Every entry that follows should be reproduced exactly.

◆ ◆ ◆ ◆ ◆ ◆ ◆

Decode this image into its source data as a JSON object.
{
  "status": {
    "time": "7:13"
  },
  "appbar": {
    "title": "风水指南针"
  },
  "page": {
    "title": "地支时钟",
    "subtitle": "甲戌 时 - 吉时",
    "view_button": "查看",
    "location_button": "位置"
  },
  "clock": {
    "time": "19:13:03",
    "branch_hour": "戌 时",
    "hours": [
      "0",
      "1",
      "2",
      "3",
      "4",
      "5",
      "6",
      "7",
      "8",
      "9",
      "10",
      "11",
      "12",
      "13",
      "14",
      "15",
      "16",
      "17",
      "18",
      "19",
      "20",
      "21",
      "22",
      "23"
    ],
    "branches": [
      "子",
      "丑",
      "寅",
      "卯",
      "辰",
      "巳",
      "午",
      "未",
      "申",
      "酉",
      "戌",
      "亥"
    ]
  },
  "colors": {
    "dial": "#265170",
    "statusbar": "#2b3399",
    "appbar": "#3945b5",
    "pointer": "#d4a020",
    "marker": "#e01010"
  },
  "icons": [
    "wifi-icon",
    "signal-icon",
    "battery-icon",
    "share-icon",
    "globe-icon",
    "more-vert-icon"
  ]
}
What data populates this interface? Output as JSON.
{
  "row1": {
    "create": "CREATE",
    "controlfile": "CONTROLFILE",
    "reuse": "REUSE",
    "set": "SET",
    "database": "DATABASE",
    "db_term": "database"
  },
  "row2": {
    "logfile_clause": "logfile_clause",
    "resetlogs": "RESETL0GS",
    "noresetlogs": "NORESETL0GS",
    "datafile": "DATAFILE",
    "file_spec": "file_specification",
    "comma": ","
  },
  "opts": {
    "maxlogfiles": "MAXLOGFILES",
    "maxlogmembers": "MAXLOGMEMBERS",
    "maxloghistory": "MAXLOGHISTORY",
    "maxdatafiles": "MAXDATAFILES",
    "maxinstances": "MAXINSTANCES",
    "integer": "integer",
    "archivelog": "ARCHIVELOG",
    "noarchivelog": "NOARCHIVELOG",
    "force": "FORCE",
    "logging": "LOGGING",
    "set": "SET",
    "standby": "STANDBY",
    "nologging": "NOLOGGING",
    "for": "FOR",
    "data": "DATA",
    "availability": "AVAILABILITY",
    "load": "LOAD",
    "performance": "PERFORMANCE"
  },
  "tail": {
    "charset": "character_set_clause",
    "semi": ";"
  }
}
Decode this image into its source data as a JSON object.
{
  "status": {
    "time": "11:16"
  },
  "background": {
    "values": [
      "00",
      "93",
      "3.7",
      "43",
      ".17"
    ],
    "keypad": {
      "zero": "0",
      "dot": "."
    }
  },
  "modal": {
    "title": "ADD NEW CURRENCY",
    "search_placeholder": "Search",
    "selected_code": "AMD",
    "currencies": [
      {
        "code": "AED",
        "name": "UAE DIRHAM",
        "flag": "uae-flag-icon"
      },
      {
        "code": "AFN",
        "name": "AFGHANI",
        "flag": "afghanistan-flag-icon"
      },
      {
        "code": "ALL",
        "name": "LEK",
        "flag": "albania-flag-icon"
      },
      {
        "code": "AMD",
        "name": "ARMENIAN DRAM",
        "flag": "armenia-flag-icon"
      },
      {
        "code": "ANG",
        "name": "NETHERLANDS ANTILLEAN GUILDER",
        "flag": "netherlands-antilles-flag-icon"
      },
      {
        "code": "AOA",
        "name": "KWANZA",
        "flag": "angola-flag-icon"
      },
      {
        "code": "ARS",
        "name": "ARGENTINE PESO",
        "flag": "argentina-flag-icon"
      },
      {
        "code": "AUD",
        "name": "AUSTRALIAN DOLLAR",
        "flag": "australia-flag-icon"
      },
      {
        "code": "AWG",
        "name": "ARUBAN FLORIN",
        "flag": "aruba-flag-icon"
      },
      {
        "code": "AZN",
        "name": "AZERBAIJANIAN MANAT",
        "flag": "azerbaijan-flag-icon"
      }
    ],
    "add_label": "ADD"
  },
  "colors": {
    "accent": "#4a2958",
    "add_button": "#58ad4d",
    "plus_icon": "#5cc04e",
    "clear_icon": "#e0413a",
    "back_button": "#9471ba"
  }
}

◆ ◆ ◆ ◆ ◆ ◆ ◆

Solution to this problem
Decode this image into its source data as a JSON object.
{
  "status": {
    "time": "7:13"
  },
  "appbar": {
    "title": "风水指南针"
  },
  "page": {
    "title": "地支时钟",
    "subtitle": "甲戌 时 - 吉时",
    "view_button": "查看",
    "location_button": "位置"
  },
  "clock": {
    "time": "19:13:03",
    "branch_hour": "戌 时",
    "hours": [
      "0",
      "1",
      "2",
      "3",
      "4",
      "5",
      "6",
      "7",
      "8",
      "9",
      "10",
      "11",
      "12",
      "13",
      "14",
      "15",
      "16",
      "17",
      "18",
      "19",
      "20",
      "21",
      "22",
      "23"
    ],
    "branches": [
      "子",
      "丑",
      "寅",
      "卯",
      "辰",
      "巳",
      "午",
      "未",
      "申",
      "酉",
      "戌",
      "亥"
    ]
  },
  "colors": {
    "dial": "#265170",
    "statusbar": "#2b3399",
    "appbar": "#3945b5",
    "pointer": "#d4a020",
    "marker": "#e01010"
  },
  "icons": [
    "wifi-icon",
    "signal-icon",
    "battery-icon",
    "share-icon",
    "globe-icon",
    "more-vert-icon"
  ]
}
What data populates this interface? Output as JSON.
{
  "row1": {
    "create": "CREATE",
    "controlfile": "CONTROLFILE",
    "reuse": "REUSE",
    "set": "SET",
    "database": "DATABASE",
    "db_term": "database"
  },
  "row2": {
    "logfile_clause": "logfile_clause",
    "resetlogs": "RESETL0GS",
    "noresetlogs": "NORESETL0GS",
    "datafile": "DATAFILE",
    "file_spec": "file_specification",
    "comma": ","
  },
  "opts": {
    "maxlogfiles": "MAXLOGFILES",
    "maxlogmembers": "MAXLOGMEMBERS",
    "maxloghistory": "MAXLOGHISTORY",
    "maxdatafiles": "MAXDATAFILES",
    "maxinstances": "MAXINSTANCES",
    "integer": "integer",
    "archivelog": "ARCHIVELOG",
    "noarchivelog": "NOARCHIVELOG",
    "force": "FORCE",
    "logging": "LOGGING",
    "set": "SET",
    "standby": "STANDBY",
    "nologging": "NOLOGGING",
    "for": "FOR",
    "data": "DATA",
    "availability": "AVAILABILITY",
    "load": "LOAD",
    "performance": "PERFORMANCE"
  },
  "tail": {
    "charset": "character_set_clause",
    "semi": ";"
  }
}
Decode this image into its source data as a JSON object.
{
  "status": {
    "time": "11:16"
  },
  "background": {
    "values": [
      "00",
      "93",
      "3.7",
      "43",
      ".17"
    ],
    "keypad": {
      "zero": "0",
      "dot": "."
    }
  },
  "modal": {
    "title": "ADD NEW CURRENCY",
    "search_placeholder": "Search",
    "selected_code": "AMD",
    "currencies": [
      {
        "code": "AED",
        "name": "UAE DIRHAM",
        "flag": "uae-flag-icon"
      },
      {
        "code": "AFN",
        "name": "AFGHANI",
        "flag": "afghanistan-flag-icon"
      },
      {
        "code": "ALL",
        "name": "LEK",
        "flag": "albania-flag-icon"
      },
      {
        "code": "AMD",
        "name": "ARMENIAN DRAM",
        "flag": "armenia-flag-icon"
      },
      {
        "code": "ANG",
        "name": "NETHERLANDS ANTILLEAN GUILDER",
        "flag": "netherlands-antilles-flag-icon"
      },
      {
        "code": "AOA",
        "name": "KWANZA",
        "flag": "angola-flag-icon"
      },
      {
        "code": "ARS",
        "name": "ARGENTINE PESO",
        "flag": "argentina-flag-icon"
      },
      {
        "code": "AUD",
        "name": "AUSTRALIAN DOLLAR",
        "flag": "australia-flag-icon"
      },
      {
        "code": "AWG",
        "name": "ARUBAN FLORIN",
        "flag": "aruba-flag-icon"
      },
      {
        "code": "AZN",
        "name": "AZERBAIJANIAN MANAT",
        "flag": "azerbaijan-flag-icon"
      }
    ],
    "add_label": "ADD"
  },
  "colors": {
    "accent": "#4a2958",
    "add_button": "#58ad4d",
    "plus_icon": "#5cc04e",
    "clear_icon": "#e0413a",
    "back_button": "#9471ba"
  }
}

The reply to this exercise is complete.